[Raw records]
────────────────

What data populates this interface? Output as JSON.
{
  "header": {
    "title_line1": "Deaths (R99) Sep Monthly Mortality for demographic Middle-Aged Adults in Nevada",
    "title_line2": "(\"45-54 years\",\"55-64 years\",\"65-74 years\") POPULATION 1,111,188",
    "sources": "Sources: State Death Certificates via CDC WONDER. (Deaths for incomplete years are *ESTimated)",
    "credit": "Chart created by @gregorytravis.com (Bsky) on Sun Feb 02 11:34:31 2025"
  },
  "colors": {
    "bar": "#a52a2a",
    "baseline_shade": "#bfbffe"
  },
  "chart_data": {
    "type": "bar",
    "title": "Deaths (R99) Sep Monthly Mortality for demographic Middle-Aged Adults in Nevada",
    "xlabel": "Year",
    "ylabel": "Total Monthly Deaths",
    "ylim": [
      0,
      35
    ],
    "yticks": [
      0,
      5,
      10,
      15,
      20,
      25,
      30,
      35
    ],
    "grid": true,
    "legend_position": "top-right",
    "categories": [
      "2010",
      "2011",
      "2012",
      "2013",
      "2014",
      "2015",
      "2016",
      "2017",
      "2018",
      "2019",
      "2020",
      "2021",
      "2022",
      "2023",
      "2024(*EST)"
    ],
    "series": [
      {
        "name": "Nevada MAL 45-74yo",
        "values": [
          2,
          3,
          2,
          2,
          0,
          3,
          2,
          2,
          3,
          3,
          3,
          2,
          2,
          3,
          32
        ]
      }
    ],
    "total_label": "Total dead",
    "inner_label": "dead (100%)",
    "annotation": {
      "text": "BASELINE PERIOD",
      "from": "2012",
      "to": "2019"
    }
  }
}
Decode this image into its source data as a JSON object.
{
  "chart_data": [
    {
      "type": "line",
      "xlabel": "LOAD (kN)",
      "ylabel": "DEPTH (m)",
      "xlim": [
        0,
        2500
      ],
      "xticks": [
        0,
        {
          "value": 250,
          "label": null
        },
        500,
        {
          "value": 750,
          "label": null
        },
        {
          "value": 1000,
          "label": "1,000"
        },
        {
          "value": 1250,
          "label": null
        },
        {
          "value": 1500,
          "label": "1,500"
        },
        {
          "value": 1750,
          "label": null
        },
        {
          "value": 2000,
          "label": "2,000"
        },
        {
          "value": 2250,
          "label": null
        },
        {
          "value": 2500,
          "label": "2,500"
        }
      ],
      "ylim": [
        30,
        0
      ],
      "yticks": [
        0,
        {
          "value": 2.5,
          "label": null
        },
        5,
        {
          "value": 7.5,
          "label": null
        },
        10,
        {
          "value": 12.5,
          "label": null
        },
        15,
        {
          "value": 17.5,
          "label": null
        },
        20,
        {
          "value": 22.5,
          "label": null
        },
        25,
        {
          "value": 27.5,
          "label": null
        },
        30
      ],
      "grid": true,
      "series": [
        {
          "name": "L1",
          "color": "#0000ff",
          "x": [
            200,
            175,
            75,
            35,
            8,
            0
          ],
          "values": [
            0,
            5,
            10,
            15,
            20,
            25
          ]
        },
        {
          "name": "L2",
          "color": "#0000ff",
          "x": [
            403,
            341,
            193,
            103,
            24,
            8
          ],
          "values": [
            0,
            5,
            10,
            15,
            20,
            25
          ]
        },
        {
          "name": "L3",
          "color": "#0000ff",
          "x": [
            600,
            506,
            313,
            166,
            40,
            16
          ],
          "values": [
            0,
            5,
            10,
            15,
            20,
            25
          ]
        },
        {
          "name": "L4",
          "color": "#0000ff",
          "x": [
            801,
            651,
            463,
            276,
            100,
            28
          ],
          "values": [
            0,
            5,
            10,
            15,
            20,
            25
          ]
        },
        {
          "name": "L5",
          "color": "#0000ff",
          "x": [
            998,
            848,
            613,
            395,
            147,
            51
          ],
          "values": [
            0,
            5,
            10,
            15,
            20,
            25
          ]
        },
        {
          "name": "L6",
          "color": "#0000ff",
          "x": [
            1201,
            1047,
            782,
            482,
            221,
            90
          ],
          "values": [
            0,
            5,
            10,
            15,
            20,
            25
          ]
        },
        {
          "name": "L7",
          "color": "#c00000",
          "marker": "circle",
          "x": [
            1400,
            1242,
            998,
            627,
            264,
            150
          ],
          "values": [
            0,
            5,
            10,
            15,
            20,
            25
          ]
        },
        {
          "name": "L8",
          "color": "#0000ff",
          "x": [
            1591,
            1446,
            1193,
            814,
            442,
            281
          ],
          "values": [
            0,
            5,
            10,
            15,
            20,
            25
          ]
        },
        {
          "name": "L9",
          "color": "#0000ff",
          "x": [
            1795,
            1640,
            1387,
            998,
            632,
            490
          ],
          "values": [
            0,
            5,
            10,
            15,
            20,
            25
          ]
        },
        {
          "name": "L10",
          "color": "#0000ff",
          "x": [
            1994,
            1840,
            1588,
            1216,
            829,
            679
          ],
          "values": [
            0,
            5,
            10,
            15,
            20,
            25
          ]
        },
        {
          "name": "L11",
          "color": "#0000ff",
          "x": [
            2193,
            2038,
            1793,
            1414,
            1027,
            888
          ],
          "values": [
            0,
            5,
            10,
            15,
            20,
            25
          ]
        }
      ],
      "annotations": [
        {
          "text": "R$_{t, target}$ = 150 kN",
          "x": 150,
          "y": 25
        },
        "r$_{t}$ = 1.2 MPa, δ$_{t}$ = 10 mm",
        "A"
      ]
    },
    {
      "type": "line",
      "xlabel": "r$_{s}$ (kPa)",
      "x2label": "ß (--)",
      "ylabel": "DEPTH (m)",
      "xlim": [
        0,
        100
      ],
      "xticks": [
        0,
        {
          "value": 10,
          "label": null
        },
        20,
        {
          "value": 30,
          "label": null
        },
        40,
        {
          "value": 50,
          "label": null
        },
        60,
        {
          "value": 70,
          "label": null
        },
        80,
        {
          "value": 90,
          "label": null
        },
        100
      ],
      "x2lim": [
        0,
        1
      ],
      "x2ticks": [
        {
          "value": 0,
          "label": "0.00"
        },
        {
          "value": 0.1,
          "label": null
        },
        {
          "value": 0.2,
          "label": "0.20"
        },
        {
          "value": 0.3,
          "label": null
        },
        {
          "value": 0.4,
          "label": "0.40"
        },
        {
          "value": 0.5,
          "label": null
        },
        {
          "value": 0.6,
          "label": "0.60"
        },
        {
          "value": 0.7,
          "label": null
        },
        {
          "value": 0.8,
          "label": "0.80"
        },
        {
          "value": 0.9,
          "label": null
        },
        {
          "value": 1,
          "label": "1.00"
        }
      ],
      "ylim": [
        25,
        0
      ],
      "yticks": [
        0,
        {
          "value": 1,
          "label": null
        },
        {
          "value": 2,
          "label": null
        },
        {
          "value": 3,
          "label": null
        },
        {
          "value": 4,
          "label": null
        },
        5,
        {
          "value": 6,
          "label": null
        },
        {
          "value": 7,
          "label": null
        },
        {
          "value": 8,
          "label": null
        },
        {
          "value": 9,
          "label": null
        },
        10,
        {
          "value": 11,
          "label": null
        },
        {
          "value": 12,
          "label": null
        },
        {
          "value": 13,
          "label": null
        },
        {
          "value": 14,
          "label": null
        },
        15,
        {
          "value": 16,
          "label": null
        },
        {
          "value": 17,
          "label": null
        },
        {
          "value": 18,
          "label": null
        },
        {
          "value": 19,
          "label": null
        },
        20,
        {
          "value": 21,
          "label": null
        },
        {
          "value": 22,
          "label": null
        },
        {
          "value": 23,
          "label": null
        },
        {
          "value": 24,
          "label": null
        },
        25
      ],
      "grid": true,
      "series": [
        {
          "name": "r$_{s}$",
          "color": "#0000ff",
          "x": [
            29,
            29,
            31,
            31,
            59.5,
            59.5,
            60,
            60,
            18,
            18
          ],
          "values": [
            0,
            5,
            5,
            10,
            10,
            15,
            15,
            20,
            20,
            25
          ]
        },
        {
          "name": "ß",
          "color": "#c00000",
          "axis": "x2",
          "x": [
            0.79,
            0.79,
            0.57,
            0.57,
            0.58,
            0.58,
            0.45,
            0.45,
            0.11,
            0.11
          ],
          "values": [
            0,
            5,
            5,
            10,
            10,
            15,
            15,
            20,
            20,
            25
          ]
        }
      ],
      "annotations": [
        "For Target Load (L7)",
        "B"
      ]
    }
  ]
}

────────────────

[WRITTEN TASK]
Copy out every line from the data above that has "years" in it.

[RESPONSE TO THE TASK]
    "title_line2": "(\"45-54 years\",\"55-64 years\",\"65-74 years\") POPULATION 1,111,188",
    "sources": "Sources: State Death Certificates via CDC WONDER. (Deaths for incomplete years are *ESTimated)",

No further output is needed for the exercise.